TO DO. Pictures aside, quote the whole listing exactly.

Rows from a figure dataset.
>>>

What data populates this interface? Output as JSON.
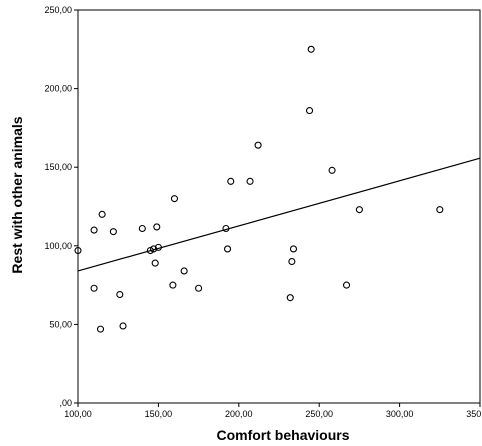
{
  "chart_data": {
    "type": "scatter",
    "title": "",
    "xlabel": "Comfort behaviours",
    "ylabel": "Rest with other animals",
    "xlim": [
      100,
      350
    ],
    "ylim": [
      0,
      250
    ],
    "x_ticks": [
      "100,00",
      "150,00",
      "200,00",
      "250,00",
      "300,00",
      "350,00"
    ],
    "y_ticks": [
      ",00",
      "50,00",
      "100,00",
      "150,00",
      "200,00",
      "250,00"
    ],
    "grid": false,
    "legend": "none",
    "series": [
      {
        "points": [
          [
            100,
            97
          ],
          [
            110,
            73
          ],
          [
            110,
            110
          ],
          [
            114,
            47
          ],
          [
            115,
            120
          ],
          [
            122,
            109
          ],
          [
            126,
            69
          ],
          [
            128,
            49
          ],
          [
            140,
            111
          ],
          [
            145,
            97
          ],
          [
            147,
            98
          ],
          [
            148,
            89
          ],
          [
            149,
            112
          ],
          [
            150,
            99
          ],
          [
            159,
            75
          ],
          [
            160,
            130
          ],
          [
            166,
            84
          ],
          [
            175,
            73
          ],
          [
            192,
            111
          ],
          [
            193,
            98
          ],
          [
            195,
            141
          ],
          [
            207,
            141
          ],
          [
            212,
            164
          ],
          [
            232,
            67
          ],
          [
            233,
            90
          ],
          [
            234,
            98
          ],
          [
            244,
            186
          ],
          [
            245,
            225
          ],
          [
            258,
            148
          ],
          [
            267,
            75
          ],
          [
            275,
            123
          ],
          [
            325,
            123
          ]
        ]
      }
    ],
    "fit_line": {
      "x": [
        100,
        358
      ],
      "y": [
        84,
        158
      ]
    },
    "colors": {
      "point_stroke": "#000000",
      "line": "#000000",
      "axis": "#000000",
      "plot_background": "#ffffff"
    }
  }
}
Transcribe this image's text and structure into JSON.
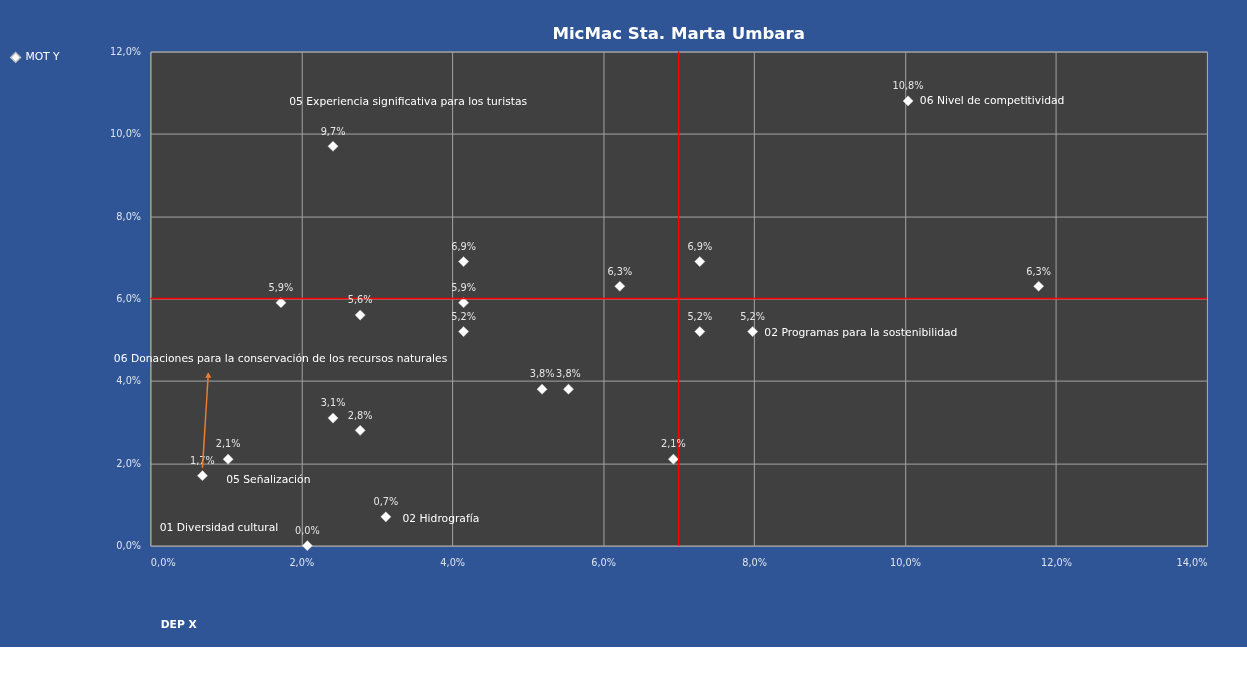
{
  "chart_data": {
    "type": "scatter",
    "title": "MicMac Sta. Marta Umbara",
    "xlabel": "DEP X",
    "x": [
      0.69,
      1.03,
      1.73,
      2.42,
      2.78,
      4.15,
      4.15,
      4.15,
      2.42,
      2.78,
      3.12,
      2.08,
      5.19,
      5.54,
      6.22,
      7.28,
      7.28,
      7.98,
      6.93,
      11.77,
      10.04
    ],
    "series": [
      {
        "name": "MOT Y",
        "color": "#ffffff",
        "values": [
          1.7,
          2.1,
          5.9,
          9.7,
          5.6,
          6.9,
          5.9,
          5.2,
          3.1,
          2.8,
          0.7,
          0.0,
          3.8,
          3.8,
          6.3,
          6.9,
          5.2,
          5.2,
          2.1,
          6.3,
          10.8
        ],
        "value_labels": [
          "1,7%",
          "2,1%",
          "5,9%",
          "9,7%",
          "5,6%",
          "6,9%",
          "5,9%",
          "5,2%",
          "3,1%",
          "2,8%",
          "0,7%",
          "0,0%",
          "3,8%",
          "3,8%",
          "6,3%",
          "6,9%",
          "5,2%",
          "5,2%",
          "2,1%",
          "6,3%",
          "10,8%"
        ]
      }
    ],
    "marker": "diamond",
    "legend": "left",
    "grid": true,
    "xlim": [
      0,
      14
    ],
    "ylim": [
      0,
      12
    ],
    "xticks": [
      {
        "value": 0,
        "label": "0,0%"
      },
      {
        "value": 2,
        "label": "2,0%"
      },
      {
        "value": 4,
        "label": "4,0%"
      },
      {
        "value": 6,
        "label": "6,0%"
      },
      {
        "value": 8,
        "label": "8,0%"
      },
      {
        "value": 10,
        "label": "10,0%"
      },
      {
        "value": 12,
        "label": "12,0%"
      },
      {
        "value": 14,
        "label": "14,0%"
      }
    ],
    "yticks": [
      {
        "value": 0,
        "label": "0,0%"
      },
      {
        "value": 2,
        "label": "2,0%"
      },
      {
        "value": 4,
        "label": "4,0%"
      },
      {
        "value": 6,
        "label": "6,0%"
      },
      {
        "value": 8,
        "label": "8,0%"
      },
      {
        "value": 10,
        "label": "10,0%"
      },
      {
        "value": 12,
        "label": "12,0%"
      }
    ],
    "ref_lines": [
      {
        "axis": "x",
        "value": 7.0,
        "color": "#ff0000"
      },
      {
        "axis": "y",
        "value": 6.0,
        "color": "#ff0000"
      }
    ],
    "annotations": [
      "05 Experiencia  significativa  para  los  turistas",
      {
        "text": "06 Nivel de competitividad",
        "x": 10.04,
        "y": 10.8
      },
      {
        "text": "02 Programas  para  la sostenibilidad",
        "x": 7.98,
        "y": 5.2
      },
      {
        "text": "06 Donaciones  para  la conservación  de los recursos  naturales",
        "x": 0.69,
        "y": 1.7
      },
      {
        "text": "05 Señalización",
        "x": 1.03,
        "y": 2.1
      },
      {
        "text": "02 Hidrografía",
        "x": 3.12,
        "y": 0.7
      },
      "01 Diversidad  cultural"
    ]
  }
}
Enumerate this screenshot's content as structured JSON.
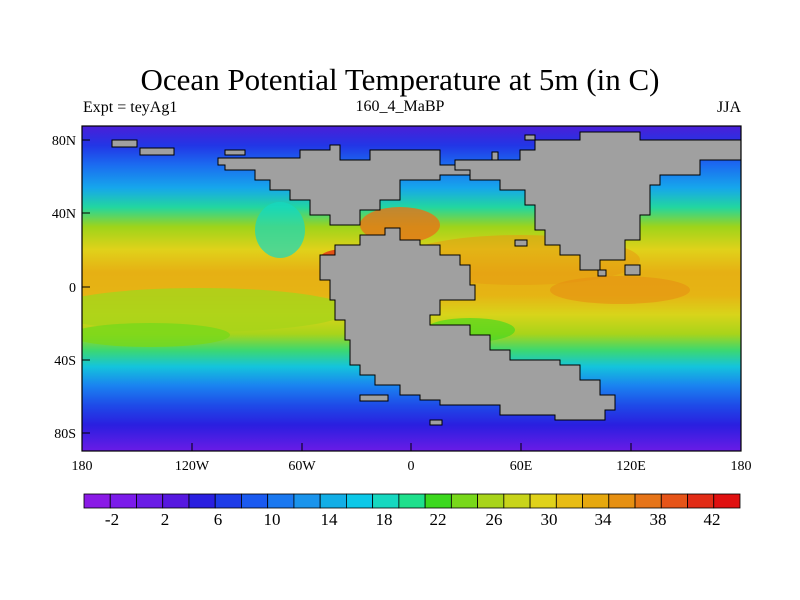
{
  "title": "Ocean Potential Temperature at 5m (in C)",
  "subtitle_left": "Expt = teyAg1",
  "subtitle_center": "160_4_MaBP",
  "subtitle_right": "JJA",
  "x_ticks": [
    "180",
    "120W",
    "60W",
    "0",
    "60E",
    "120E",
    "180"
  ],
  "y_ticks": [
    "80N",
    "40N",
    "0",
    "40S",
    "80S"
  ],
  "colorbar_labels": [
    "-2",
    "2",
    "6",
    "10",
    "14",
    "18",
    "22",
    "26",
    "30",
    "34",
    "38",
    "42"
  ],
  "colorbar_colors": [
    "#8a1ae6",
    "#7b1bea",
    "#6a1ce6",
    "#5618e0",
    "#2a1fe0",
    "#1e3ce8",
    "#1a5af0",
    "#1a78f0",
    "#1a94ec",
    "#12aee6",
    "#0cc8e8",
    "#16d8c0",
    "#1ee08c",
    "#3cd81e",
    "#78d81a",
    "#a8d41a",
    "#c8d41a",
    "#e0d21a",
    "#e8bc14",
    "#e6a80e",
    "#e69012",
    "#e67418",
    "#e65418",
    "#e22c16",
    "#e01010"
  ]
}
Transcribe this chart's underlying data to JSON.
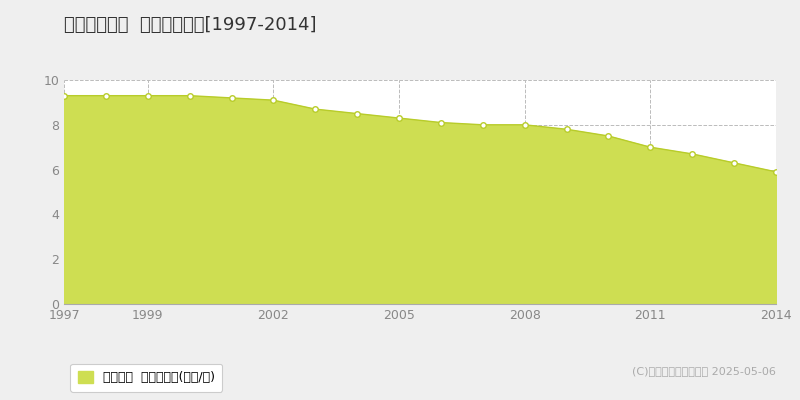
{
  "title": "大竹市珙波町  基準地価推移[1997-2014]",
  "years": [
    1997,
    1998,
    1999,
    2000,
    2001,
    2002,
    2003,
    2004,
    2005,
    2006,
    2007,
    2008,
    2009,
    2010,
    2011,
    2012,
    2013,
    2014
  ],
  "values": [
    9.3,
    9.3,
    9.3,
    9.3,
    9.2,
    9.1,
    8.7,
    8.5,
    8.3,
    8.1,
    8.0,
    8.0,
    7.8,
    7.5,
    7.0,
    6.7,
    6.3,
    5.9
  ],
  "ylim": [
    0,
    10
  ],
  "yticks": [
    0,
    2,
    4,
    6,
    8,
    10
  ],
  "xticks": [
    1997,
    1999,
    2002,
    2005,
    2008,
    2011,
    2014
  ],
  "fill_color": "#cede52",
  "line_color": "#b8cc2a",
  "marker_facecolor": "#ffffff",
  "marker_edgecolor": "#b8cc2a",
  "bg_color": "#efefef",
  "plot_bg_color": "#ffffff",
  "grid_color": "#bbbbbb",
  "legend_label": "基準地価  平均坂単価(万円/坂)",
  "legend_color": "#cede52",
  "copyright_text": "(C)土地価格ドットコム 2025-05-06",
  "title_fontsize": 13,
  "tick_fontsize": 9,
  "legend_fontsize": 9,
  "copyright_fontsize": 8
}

<<<

REPLY TO THE TASK.
What data populates this interface? Output as JSON.
{
  "chart_data": {
    "type": "scatter",
    "title": "",
    "xlabel": "Comfort behaviours",
    "ylabel": "Rest with other animals",
    "xlim": [
      100,
      350
    ],
    "ylim": [
      0,
      250
    ],
    "x_ticks": [
      "100,00",
      "150,00",
      "200,00",
      "250,00",
      "300,00",
      "350,00"
    ],
    "y_ticks": [
      ",00",
      "50,00",
      "100,00",
      "150,00",
      "200,00",
      "250,00"
    ],
    "grid": false,
    "legend": "none",
    "series": [
      {
        "points": [
          [
            100,
            97
          ],
          [
            110,
            73
          ],
          [
            110,
            110
          ],
          [
            114,
            47
          ],
          [
            115,
            120
          ],
          [
            122,
            109
          ],
          [
            126,
            69
          ],
          [
            128,
            49
          ],
          [
            140,
            111
          ],
          [
            145,
            97
          ],
          [
            147,
            98
          ],
          [
            148,
            89
          ],
          [
            149,
            112
          ],
          [
            150,
            99
          ],
          [
            159,
            75
          ],
          [
            160,
            130
          ],
          [
            166,
            84
          ],
          [
            175,
            73
          ],
          [
            192,
            111
          ],
          [
            193,
            98
          ],
          [
            195,
            141
          ],
          [
            207,
            141
          ],
          [
            212,
            164
          ],
          [
            232,
            67
          ],
          [
            233,
            90
          ],
          [
            234,
            98
          ],
          [
            244,
            186
          ],
          [
            245,
            225
          ],
          [
            258,
            148
          ],
          [
            267,
            75
          ],
          [
            275,
            123
          ],
          [
            325,
            123
          ]
        ]
      }
    ],
    "fit_line": {
      "x": [
        100,
        358
      ],
      "y": [
        84,
        158
      ]
    },
    "colors": {
      "point_stroke": "#000000",
      "line": "#000000",
      "axis": "#000000",
      "plot_background": "#ffffff"
    }
  }
}
Transcribe this image's text and structure into JSON.
{
  "chart_data": {
    "type": "scatter",
    "title": "MicMac Sta. Marta Umbara",
    "xlabel": "DEP X",
    "x": [
      0.69,
      1.03,
      1.73,
      2.42,
      2.78,
      4.15,
      4.15,
      4.15,
      2.42,
      2.78,
      3.12,
      2.08,
      5.19,
      5.54,
      6.22,
      7.28,
      7.28,
      7.98,
      6.93,
      11.77,
      10.04
    ],
    "series": [
      {
        "name": "MOT Y",
        "color": "#ffffff",
        "values": [
          1.7,
          2.1,
          5.9,
          9.7,
          5.6,
          6.9,
          5.9,
          5.2,
          3.1,
          2.8,
          0.7,
          0.0,
          3.8,
          3.8,
          6.3,
          6.9,
          5.2,
          5.2,
          2.1,
          6.3,
          10.8
        ],
        "value_labels": [
          "1,7%",
          "2,1%",
          "5,9%",
          "9,7%",
          "5,6%",
          "6,9%",
          "5,9%",
          "5,2%",
          "3,1%",
          "2,8%",
          "0,7%",
          "0,0%",
          "3,8%",
          "3,8%",
          "6,3%",
          "6,9%",
          "5,2%",
          "5,2%",
          "2,1%",
          "6,3%",
          "10,8%"
        ]
      }
    ],
    "marker": "diamond",
    "legend": "left",
    "grid": true,
    "xlim": [
      0,
      14
    ],
    "ylim": [
      0,
      12
    ],
    "xticks": [
      {
        "value": 0,
        "label": "0,0%"
      },
      {
        "value": 2,
        "label": "2,0%"
      },
      {
        "value": 4,
        "label": "4,0%"
      },
      {
        "value": 6,
        "label": "6,0%"
      },
      {
        "value": 8,
        "label": "8,0%"
      },
      {
        "value": 10,
        "label": "10,0%"
      },
      {
        "value": 12,
        "label": "12,0%"
      },
      {
        "value": 14,
        "label": "14,0%"
      }
    ],
    "yticks": [
      {
        "value": 0,
        "label": "0,0%"
      },
      {
        "value": 2,
        "label": "2,0%"
      },
      {
        "value": 4,
        "label": "4,0%"
      },
      {
        "value": 6,
        "label": "6,0%"
      },
      {
        "value": 8,
        "label": "8,0%"
      },
      {
        "value": 10,
        "label": "10,0%"
      },
      {
        "value": 12,
        "label": "12,0%"
      }
    ],
    "ref_lines": [
      {
        "axis": "x",
        "value": 7.0,
        "color": "#ff0000"
      },
      {
        "axis": "y",
        "value": 6.0,
        "color": "#ff0000"
      }
    ],
    "annotations": [
      "05 Experiencia  significativa  para  los  turistas",
      {
        "text": "06 Nivel de competitividad",
        "x": 10.04,
        "y": 10.8
      },
      {
        "text": "02 Programas  para  la sostenibilidad",
        "x": 7.98,
        "y": 5.2
      },
      {
        "text": "06 Donaciones  para  la conservación  de los recursos  naturales",
        "x": 0.69,
        "y": 1.7
      },
      {
        "text": "05 Señalización",
        "x": 1.03,
        "y": 2.1
      },
      {
        "text": "02 Hidrografía",
        "x": 3.12,
        "y": 0.7
      },
      "01 Diversidad  cultural"
    ]
  }
}
Enumerate this screenshot's content as structured JSON.
{
  "title": "Ocean Potential Temperature at 5m (in C)",
  "subtitle_left": "Expt = teyAg1",
  "subtitle_center": "160_4_MaBP",
  "subtitle_right": "JJA",
  "x_ticks": [
    "180",
    "120W",
    "60W",
    "0",
    "60E",
    "120E",
    "180"
  ],
  "y_ticks": [
    "80N",
    "40N",
    "0",
    "40S",
    "80S"
  ],
  "colorbar_labels": [
    "-2",
    "2",
    "6",
    "10",
    "14",
    "18",
    "22",
    "26",
    "30",
    "34",
    "38",
    "42"
  ],
  "colorbar_colors": [
    "#8a1ae6",
    "#7b1bea",
    "#6a1ce6",
    "#5618e0",
    "#2a1fe0",
    "#1e3ce8",
    "#1a5af0",
    "#1a78f0",
    "#1a94ec",
    "#12aee6",
    "#0cc8e8",
    "#16d8c0",
    "#1ee08c",
    "#3cd81e",
    "#78d81a",
    "#a8d41a",
    "#c8d41a",
    "#e0d21a",
    "#e8bc14",
    "#e6a80e",
    "#e69012",
    "#e67418",
    "#e65418",
    "#e22c16",
    "#e01010"
  ]
}
Transcribe this chart's underlying data to JSON.
{
  "title": "大竹市珙波町  基準地価推移[1997-2014]",
  "years": [
    1997,
    1998,
    1999,
    2000,
    2001,
    2002,
    2003,
    2004,
    2005,
    2006,
    2007,
    2008,
    2009,
    2010,
    2011,
    2012,
    2013,
    2014
  ],
  "values": [
    9.3,
    9.3,
    9.3,
    9.3,
    9.2,
    9.1,
    8.7,
    8.5,
    8.3,
    8.1,
    8.0,
    8.0,
    7.8,
    7.5,
    7.0,
    6.7,
    6.3,
    5.9
  ],
  "ylim": [
    0,
    10
  ],
  "yticks": [
    0,
    2,
    4,
    6,
    8,
    10
  ],
  "xticks": [
    1997,
    1999,
    2002,
    2005,
    2008,
    2011,
    2014
  ],
  "fill_color": "#cede52",
  "line_color": "#b8cc2a",
  "marker_facecolor": "#ffffff",
  "marker_edgecolor": "#b8cc2a",
  "bg_color": "#efefef",
  "plot_bg_color": "#ffffff",
  "grid_color": "#bbbbbb",
  "legend_label": "基準地価  平均坂単価(万円/坂)",
  "legend_color": "#cede52",
  "copyright_text": "(C)土地価格ドットコム 2025-05-06",
  "title_fontsize": 13,
  "tick_fontsize": 9,
  "legend_fontsize": 9,
  "copyright_fontsize": 8
}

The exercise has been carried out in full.